Work to do:
Pick out every line holding the string "людей" and copy it.
»»
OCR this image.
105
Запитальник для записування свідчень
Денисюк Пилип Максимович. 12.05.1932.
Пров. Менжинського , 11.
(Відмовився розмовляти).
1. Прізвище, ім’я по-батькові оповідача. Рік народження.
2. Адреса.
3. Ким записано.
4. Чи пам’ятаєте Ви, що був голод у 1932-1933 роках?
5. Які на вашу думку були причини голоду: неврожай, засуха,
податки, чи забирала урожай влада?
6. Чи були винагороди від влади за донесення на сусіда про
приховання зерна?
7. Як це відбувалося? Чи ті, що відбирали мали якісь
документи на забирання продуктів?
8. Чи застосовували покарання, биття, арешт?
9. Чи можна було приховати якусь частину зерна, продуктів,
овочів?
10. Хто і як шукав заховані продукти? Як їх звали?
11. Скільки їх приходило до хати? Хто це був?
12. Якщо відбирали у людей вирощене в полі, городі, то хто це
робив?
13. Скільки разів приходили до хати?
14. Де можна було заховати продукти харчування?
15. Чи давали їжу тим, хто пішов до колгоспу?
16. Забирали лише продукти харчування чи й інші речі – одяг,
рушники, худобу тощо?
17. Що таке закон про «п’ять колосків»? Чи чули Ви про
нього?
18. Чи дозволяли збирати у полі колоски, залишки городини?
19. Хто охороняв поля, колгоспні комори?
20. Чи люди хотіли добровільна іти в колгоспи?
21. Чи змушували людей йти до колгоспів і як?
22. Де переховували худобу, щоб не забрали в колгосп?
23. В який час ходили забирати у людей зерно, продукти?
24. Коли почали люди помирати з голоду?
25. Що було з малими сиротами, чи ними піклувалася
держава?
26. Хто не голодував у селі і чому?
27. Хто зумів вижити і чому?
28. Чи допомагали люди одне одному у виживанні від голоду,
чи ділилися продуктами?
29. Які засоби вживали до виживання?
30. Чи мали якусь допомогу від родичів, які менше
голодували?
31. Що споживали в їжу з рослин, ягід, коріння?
««
Solution below:
12. Якщо відбирали у людей вирощене в полі, городі, то хто це
21. Чи змушували людей йти до колгоспів і як?
23. В який час ходили забирати у людей зерно, продукти?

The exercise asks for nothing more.